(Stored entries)
▼▼▼
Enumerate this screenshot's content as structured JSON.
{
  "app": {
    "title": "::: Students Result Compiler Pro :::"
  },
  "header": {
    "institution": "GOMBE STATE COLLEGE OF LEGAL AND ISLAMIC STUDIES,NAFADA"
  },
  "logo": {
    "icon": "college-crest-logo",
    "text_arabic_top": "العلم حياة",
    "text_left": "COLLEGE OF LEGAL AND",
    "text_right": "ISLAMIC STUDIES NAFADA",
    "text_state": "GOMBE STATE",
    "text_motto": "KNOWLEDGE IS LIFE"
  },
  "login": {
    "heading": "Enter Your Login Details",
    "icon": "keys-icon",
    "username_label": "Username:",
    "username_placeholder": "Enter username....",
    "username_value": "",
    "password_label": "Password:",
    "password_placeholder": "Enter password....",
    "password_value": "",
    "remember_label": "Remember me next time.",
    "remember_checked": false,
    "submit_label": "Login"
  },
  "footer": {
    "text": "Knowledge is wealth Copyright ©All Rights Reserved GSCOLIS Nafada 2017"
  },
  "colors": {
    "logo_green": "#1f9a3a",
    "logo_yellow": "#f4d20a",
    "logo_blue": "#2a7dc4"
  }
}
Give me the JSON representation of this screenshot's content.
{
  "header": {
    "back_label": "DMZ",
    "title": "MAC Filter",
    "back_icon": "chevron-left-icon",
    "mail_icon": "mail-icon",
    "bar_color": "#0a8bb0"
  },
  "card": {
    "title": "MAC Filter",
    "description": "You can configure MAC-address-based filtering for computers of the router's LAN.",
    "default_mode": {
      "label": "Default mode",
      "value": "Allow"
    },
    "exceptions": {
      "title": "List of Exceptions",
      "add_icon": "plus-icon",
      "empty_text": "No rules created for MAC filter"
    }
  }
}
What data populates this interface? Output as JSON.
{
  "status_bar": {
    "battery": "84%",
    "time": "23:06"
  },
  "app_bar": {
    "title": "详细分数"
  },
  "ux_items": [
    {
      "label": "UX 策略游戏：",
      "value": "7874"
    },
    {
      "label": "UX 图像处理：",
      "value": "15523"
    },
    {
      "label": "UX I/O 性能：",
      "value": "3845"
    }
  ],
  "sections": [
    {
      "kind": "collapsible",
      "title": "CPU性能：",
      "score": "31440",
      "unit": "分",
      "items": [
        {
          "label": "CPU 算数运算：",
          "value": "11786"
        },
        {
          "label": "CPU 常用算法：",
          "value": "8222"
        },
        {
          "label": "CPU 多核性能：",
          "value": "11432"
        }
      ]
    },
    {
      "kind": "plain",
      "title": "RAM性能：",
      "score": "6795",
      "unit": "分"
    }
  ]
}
▲▲▲
• What to work on
Copy out the full set of records precisely, leaving nothing out.

• Solution to the problem
Enumerate this screenshot's content as structured JSON.
{
  "app": {
    "title": "::: Students Result Compiler Pro :::"
  },
  "header": {
    "institution": "GOMBE STATE COLLEGE OF LEGAL AND ISLAMIC STUDIES,NAFADA"
  },
  "logo": {
    "icon": "college-crest-logo",
    "text_arabic_top": "العلم حياة",
    "text_left": "COLLEGE OF LEGAL AND",
    "text_right": "ISLAMIC STUDIES NAFADA",
    "text_state": "GOMBE STATE",
    "text_motto": "KNOWLEDGE IS LIFE"
  },
  "login": {
    "heading": "Enter Your Login Details",
    "icon": "keys-icon",
    "username_label": "Username:",
    "username_placeholder": "Enter username....",
    "username_value": "",
    "password_label": "Password:",
    "password_placeholder": "Enter password....",
    "password_value": "",
    "remember_label": "Remember me next time.",
    "remember_checked": false,
    "submit_label": "Login"
  },
  "footer": {
    "text": "Knowledge is wealth Copyright ©All Rights Reserved GSCOLIS Nafada 2017"
  },
  "colors": {
    "logo_green": "#1f9a3a",
    "logo_yellow": "#f4d20a",
    "logo_blue": "#2a7dc4"
  }
}
Give me the JSON representation of this screenshot's content.
{
  "header": {
    "back_label": "DMZ",
    "title": "MAC Filter",
    "back_icon": "chevron-left-icon",
    "mail_icon": "mail-icon",
    "bar_color": "#0a8bb0"
  },
  "card": {
    "title": "MAC Filter",
    "description": "You can configure MAC-address-based filtering for computers of the router's LAN.",
    "default_mode": {
      "label": "Default mode",
      "value": "Allow"
    },
    "exceptions": {
      "title": "List of Exceptions",
      "add_icon": "plus-icon",
      "empty_text": "No rules created for MAC filter"
    }
  }
}
What data populates this interface? Output as JSON.
{
  "status_bar": {
    "battery": "84%",
    "time": "23:06"
  },
  "app_bar": {
    "title": "详细分数"
  },
  "ux_items": [
    {
      "label": "UX 策略游戏：",
      "value": "7874"
    },
    {
      "label": "UX 图像处理：",
      "value": "15523"
    },
    {
      "label": "UX I/O 性能：",
      "value": "3845"
    }
  ],
  "sections": [
    {
      "kind": "collapsible",
      "title": "CPU性能：",
      "score": "31440",
      "unit": "分",
      "items": [
        {
          "label": "CPU 算数运算：",
          "value": "11786"
        },
        {
          "label": "CPU 常用算法：",
          "value": "8222"
        },
        {
          "label": "CPU 多核性能：",
          "value": "11432"
        }
      ]
    },
    {
      "kind": "plain",
      "title": "RAM性能：",
      "score": "6795",
      "unit": "分"
    }
  ]
}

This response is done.